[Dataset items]
◇ ◇ ◇ ◇ ◇ ◇ ◇

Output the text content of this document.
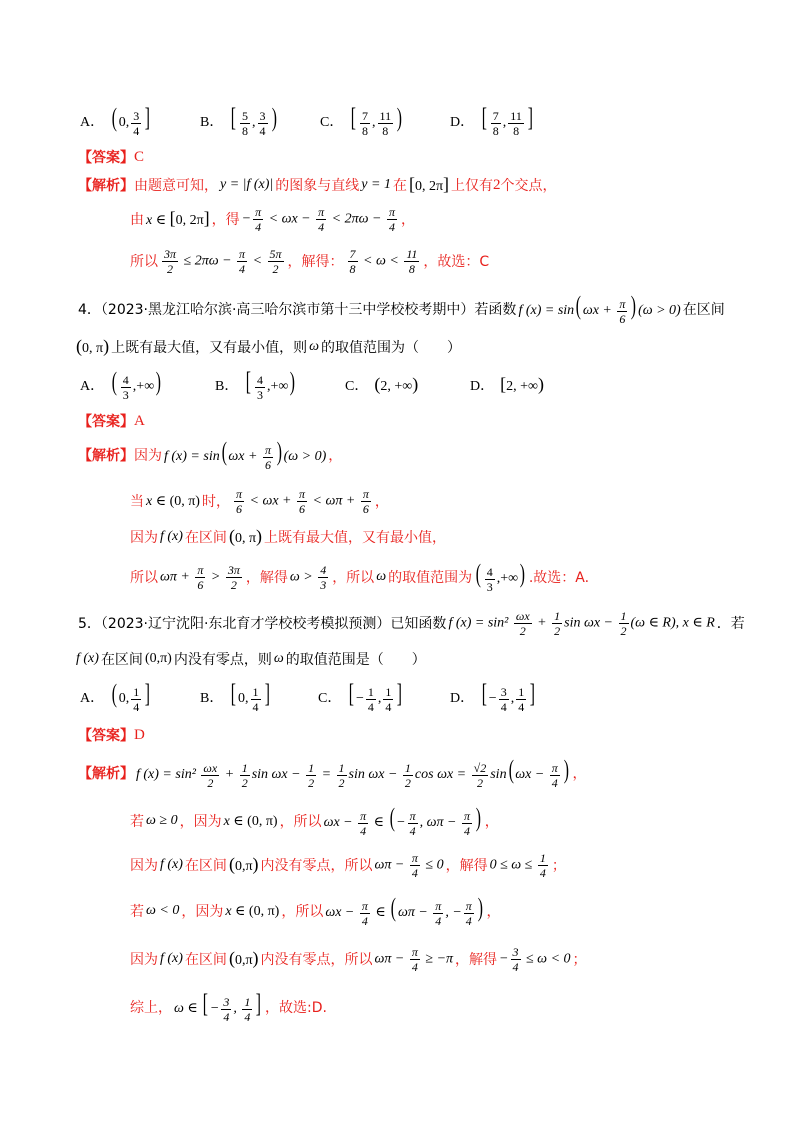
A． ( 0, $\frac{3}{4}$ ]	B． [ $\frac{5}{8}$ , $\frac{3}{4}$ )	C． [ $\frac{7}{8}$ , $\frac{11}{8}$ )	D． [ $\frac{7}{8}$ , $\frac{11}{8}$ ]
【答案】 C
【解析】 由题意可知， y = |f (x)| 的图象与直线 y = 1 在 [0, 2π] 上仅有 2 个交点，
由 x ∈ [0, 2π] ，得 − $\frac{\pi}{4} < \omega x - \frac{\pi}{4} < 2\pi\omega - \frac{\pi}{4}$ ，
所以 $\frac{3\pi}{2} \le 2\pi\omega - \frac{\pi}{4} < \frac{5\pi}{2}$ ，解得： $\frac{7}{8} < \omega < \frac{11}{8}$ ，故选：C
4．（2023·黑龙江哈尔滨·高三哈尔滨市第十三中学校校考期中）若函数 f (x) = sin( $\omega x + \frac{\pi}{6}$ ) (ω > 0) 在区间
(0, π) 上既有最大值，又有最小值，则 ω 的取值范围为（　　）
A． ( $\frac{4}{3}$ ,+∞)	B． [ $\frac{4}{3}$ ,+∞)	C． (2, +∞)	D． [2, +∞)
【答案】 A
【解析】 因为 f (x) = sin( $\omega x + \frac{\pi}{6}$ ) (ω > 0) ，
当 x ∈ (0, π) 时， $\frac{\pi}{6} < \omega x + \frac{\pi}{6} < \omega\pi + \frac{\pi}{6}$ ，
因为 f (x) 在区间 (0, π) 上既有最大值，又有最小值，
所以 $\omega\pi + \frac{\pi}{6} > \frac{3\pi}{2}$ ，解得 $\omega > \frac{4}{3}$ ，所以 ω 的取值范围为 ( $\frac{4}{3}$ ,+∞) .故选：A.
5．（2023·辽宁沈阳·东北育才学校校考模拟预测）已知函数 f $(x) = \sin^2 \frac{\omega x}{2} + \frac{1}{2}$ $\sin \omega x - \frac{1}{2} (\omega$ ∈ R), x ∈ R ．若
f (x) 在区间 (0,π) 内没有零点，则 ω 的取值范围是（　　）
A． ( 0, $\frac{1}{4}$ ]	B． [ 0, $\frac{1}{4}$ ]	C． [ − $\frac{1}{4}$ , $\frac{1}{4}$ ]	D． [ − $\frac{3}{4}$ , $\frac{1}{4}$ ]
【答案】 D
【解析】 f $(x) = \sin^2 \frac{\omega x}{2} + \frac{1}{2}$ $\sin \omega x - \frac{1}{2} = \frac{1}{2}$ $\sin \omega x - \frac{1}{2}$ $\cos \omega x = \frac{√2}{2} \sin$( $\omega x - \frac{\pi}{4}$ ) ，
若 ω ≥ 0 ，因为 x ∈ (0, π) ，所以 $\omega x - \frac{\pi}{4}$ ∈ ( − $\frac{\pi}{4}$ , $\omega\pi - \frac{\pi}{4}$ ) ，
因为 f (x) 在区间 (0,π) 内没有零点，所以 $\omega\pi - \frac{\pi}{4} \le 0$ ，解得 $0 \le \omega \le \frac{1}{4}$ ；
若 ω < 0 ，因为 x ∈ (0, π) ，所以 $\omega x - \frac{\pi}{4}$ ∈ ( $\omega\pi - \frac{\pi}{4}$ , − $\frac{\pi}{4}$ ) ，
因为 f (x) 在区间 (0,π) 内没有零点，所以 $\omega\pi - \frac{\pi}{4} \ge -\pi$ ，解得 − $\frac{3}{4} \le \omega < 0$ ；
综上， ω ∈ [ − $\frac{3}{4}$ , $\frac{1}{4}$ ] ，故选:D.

◇ ◇ ◇ ◇ ◇ ◇ ◇

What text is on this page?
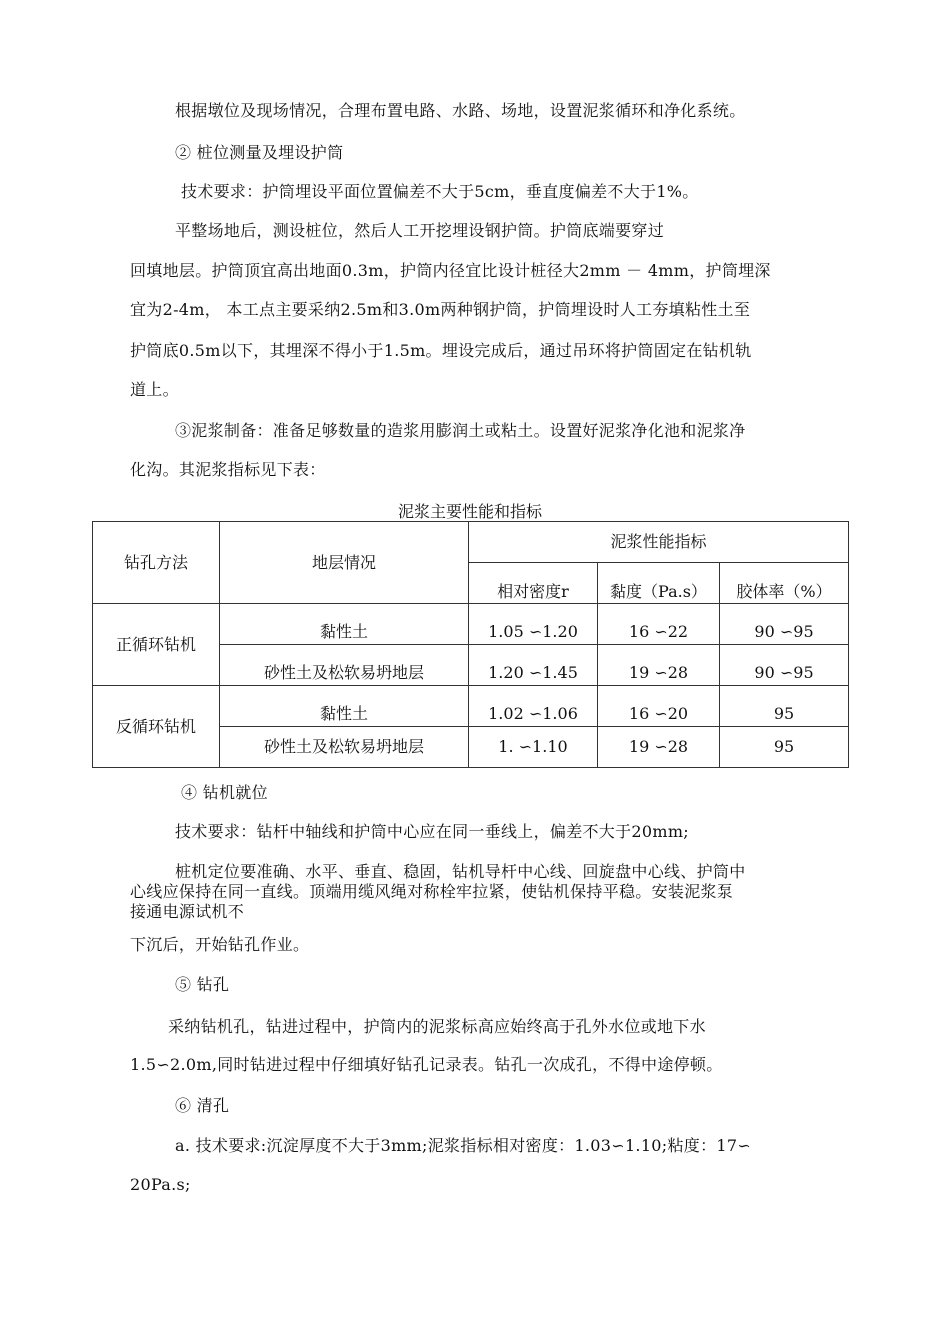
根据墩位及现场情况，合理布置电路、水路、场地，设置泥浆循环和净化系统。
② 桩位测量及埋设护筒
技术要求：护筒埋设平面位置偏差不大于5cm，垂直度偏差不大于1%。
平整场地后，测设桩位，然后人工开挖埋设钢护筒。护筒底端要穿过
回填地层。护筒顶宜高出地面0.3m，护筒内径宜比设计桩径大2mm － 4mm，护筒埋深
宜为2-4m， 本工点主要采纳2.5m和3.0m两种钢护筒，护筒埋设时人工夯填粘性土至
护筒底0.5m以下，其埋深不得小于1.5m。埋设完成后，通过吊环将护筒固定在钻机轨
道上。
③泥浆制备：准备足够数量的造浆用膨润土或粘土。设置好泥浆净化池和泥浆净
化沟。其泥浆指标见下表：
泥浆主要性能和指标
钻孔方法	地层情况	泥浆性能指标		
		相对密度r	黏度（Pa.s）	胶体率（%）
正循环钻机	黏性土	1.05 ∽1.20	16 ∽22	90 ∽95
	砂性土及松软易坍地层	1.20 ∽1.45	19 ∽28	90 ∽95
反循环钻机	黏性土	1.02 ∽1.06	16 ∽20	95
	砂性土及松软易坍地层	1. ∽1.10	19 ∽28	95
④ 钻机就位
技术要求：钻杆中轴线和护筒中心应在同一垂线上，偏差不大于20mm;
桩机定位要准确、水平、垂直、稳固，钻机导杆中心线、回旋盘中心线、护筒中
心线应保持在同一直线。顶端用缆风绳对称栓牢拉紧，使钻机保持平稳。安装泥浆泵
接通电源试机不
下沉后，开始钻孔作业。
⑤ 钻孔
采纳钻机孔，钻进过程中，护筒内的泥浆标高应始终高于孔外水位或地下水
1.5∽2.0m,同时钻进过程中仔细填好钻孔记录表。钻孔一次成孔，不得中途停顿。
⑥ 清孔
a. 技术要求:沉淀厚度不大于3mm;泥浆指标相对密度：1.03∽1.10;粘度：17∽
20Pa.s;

◇ ◇ ◇ ◇ ◇ ◇ ◇

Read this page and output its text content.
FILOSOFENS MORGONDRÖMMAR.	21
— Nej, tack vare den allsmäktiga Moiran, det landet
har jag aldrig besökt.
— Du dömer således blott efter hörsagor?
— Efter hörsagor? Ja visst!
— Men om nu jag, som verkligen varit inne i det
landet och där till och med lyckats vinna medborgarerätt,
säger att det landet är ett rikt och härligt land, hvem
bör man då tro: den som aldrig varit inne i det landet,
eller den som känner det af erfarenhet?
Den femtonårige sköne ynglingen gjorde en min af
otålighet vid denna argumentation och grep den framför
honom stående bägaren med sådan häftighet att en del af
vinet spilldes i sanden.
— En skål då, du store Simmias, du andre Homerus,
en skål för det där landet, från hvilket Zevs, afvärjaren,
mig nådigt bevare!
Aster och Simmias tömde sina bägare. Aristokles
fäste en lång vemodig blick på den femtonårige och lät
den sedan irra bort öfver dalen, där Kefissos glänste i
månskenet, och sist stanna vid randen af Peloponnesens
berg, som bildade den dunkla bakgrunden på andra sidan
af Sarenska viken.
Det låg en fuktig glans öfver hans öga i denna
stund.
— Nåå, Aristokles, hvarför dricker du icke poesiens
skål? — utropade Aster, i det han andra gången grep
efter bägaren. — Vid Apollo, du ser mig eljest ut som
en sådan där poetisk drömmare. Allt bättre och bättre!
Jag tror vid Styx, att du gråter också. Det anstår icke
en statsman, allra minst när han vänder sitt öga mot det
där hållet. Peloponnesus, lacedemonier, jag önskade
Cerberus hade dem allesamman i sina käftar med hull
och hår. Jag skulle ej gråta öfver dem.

◇ ◇ ◇ ◇ ◇ ◇ ◇

Check each line of the entries above for the word "hörsagor". List the ones that have it.

— Du dömer således blott efter hörsagor?
— Efter hörsagor? Ja visst!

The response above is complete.